Extracted records:
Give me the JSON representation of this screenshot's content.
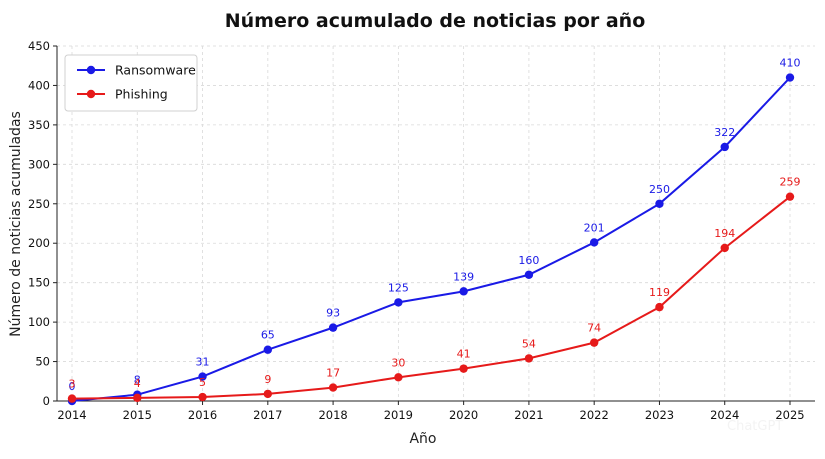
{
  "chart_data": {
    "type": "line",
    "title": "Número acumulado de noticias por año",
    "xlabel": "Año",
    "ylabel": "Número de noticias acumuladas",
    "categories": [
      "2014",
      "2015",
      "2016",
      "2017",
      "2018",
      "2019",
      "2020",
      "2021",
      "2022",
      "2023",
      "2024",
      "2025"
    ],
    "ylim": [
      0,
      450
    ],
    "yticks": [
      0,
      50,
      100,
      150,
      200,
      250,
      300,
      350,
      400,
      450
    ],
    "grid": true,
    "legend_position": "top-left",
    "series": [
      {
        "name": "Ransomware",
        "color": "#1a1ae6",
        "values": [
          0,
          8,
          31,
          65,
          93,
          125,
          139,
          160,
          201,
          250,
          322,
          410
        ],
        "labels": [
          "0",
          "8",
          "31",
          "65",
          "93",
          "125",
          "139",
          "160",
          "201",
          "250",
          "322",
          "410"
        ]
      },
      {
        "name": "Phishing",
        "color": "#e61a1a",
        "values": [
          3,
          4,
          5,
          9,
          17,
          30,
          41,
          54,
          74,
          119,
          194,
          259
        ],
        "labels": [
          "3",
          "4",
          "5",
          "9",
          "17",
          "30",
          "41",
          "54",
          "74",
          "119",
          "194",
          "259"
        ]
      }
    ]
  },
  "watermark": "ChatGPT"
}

Exercise goal: Report how many lines of the entries hold the word "Número". Nothing else is needed.

Reply: 2